(Data records)
○ ○ ○ ○ ○
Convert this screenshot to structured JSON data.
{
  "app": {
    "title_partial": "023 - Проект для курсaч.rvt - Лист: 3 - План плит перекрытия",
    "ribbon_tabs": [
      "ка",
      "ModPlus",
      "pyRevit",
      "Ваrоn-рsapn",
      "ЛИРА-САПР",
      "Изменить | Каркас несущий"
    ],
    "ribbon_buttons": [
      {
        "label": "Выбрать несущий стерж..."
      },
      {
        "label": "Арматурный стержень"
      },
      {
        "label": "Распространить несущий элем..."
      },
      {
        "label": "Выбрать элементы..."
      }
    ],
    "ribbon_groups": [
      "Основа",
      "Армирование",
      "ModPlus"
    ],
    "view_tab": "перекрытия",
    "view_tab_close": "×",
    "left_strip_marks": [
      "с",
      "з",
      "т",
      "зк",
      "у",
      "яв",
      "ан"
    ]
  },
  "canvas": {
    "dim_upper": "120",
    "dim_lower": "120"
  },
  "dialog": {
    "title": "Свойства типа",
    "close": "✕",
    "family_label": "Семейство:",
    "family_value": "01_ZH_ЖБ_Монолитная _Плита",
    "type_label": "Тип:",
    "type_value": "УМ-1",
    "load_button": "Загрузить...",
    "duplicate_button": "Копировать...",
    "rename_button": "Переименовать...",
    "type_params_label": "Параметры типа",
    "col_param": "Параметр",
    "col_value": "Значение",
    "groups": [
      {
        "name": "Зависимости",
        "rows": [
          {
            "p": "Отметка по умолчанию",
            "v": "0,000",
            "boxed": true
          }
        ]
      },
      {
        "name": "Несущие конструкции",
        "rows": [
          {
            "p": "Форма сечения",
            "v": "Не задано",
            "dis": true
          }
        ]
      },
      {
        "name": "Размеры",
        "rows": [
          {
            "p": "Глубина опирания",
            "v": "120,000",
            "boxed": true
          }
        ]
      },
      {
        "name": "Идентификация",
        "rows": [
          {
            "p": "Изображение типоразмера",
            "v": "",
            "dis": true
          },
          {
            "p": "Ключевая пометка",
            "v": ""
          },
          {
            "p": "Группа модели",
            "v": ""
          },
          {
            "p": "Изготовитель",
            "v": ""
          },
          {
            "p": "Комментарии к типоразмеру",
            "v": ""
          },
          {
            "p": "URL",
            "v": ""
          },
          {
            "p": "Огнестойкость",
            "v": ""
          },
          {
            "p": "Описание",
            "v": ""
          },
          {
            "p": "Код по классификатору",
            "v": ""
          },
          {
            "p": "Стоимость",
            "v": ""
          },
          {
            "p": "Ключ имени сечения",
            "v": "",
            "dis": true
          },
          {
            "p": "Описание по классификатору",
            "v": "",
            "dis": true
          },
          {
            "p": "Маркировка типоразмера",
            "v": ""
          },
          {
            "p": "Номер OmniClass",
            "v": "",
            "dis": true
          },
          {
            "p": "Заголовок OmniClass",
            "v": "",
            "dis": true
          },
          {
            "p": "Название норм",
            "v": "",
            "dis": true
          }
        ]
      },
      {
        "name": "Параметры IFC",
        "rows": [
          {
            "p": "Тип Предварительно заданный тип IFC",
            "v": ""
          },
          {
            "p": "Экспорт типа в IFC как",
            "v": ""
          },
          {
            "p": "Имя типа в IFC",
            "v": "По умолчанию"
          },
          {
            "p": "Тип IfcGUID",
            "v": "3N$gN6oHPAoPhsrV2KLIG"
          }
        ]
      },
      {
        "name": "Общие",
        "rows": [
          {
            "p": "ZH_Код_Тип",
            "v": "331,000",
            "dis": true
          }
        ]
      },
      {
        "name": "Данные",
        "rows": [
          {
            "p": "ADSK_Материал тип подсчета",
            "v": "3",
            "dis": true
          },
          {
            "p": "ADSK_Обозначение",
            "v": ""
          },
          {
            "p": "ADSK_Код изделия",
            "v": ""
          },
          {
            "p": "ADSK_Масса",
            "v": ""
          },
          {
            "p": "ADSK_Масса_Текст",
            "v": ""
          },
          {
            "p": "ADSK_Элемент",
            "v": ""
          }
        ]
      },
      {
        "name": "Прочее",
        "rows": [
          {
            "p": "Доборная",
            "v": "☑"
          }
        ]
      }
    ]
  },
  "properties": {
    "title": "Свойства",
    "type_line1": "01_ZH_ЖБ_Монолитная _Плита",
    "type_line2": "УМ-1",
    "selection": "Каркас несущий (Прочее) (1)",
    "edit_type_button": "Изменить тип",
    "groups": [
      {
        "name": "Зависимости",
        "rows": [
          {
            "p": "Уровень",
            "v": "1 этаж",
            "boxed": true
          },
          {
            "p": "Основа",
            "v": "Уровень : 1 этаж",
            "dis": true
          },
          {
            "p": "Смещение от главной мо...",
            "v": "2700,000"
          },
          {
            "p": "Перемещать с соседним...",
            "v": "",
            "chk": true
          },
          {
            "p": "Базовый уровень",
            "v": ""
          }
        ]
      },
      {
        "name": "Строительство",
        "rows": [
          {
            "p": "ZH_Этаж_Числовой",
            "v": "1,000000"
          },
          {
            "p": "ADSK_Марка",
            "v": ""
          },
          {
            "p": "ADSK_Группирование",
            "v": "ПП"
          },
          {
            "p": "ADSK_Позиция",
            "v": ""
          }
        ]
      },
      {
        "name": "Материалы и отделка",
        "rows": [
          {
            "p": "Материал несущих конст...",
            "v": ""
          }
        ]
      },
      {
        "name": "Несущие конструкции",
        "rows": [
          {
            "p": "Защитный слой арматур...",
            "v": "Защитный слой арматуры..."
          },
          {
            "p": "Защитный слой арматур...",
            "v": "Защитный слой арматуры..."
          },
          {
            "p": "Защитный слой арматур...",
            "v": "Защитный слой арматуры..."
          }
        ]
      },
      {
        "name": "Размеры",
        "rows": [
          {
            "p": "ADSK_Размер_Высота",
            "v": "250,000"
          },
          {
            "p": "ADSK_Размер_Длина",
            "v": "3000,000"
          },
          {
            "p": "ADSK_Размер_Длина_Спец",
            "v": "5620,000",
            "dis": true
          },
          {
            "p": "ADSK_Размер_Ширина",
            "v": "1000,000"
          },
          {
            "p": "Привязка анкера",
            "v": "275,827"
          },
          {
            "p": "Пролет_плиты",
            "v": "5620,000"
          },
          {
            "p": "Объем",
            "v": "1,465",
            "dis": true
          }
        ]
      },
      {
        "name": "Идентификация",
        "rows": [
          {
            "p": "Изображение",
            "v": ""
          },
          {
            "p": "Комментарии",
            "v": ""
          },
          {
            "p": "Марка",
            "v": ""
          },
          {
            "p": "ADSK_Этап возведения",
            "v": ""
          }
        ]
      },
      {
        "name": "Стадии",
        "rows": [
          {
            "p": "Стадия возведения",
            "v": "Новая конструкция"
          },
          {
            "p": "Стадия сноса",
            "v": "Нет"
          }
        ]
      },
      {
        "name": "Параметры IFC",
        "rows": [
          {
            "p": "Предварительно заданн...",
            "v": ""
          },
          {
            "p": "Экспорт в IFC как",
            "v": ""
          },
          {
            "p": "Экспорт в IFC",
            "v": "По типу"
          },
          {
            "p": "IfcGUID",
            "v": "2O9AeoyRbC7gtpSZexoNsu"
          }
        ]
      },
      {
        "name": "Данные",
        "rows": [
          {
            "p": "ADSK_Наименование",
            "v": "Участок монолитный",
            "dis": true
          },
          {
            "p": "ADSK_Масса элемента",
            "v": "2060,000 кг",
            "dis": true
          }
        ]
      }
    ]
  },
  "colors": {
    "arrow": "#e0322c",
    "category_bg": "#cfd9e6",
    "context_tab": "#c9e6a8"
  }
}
○ ○ ○ ○ ○
### CHALLENGE
From the entries, copy out each line containing the word "Прочее".

### ANSWER TO THE EXERCISE
        "name": "Прочее",
    "selection": "Каркас несущий (Прочее) (1)",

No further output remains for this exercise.